┌─ Data for this exercise

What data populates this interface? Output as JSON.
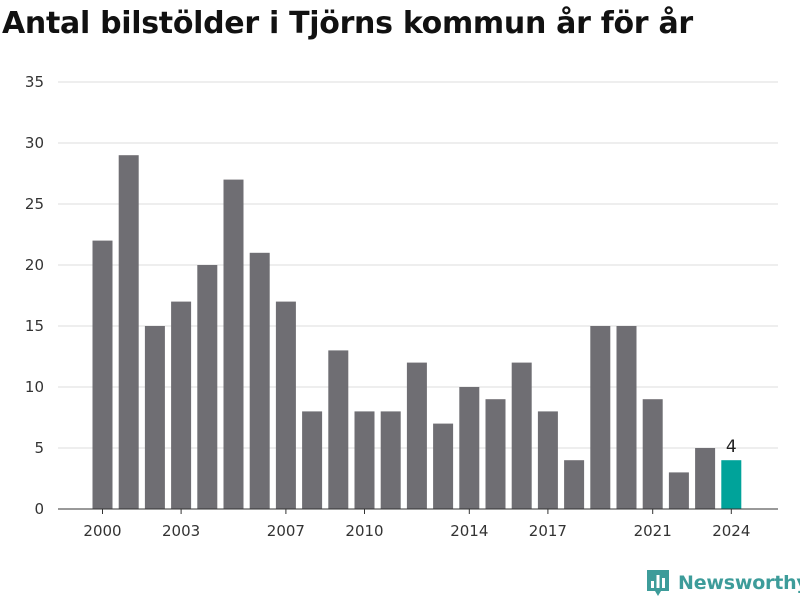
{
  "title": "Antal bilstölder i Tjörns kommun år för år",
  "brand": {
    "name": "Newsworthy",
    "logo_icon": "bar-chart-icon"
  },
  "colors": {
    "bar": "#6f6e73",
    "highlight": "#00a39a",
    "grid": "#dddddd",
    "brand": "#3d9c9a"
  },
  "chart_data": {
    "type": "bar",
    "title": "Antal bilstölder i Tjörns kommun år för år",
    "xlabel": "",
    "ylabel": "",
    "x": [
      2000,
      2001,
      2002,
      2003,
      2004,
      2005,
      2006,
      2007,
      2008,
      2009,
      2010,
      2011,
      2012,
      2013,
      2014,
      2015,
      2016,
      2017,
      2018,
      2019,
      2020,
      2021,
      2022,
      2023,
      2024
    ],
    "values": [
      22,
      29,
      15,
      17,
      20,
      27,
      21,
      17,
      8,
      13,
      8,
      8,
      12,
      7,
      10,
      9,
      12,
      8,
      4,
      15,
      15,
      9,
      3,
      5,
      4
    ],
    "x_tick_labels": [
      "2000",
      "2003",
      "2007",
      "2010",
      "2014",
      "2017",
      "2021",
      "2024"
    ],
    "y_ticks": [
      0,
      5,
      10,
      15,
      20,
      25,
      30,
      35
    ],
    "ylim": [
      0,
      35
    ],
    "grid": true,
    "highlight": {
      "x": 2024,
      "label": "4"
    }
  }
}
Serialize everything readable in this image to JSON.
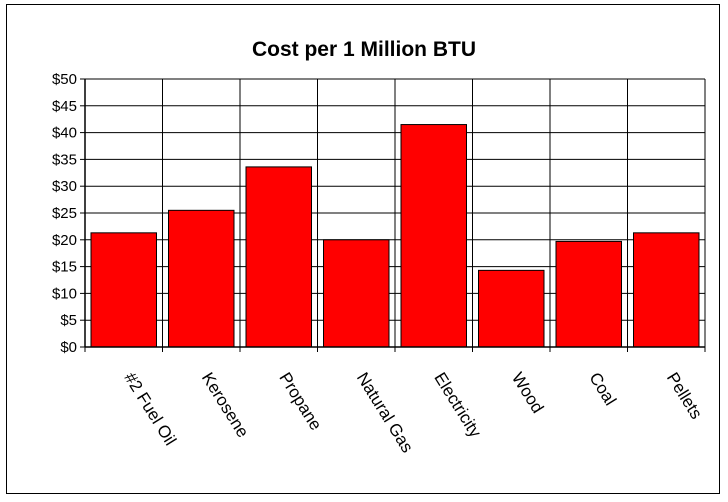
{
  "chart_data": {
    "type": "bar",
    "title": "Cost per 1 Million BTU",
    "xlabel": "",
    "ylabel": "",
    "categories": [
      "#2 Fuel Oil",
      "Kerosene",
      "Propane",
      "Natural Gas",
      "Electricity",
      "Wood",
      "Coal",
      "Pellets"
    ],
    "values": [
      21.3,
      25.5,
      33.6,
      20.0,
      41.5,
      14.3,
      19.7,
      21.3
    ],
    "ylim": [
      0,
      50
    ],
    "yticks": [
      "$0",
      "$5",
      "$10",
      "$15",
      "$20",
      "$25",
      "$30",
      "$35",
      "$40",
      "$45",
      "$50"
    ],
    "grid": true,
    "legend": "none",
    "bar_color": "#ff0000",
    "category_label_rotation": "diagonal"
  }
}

└─

- What the task asks: Copy out every line of the material above exactly, skipping the pictures.

- Finished task:
What data populates this interface? Output as JSON.
{
  "title": "Antal bilstölder i Tjörns kommun år för år",
  "brand": {
    "name": "Newsworthy",
    "logo_icon": "bar-chart-icon"
  },
  "colors": {
    "bar": "#6f6e73",
    "highlight": "#00a39a",
    "grid": "#dddddd",
    "brand": "#3d9c9a"
  },
  "chart_data": {
    "type": "bar",
    "title": "Antal bilstölder i Tjörns kommun år för år",
    "xlabel": "",
    "ylabel": "",
    "x": [
      2000,
      2001,
      2002,
      2003,
      2004,
      2005,
      2006,
      2007,
      2008,
      2009,
      2010,
      2011,
      2012,
      2013,
      2014,
      2015,
      2016,
      2017,
      2018,
      2019,
      2020,
      2021,
      2022,
      2023,
      2024
    ],
    "values": [
      22,
      29,
      15,
      17,
      20,
      27,
      21,
      17,
      8,
      13,
      8,
      8,
      12,
      7,
      10,
      9,
      12,
      8,
      4,
      15,
      15,
      9,
      3,
      5,
      4
    ],
    "x_tick_labels": [
      "2000",
      "2003",
      "2007",
      "2010",
      "2014",
      "2017",
      "2021",
      "2024"
    ],
    "y_ticks": [
      0,
      5,
      10,
      15,
      20,
      25,
      30,
      35
    ],
    "ylim": [
      0,
      35
    ],
    "grid": true,
    "highlight": {
      "x": 2024,
      "label": "4"
    }
  }
}
Serialize everything readable in this image to JSON.
{
  "chart_data": {
    "type": "bar",
    "title": "Cost per 1 Million BTU",
    "xlabel": "",
    "ylabel": "",
    "categories": [
      "#2 Fuel Oil",
      "Kerosene",
      "Propane",
      "Natural Gas",
      "Electricity",
      "Wood",
      "Coal",
      "Pellets"
    ],
    "values": [
      21.3,
      25.5,
      33.6,
      20.0,
      41.5,
      14.3,
      19.7,
      21.3
    ],
    "ylim": [
      0,
      50
    ],
    "yticks": [
      "$0",
      "$5",
      "$10",
      "$15",
      "$20",
      "$25",
      "$30",
      "$35",
      "$40",
      "$45",
      "$50"
    ],
    "grid": true,
    "legend": "none",
    "bar_color": "#ff0000",
    "category_label_rotation": "diagonal"
  }
}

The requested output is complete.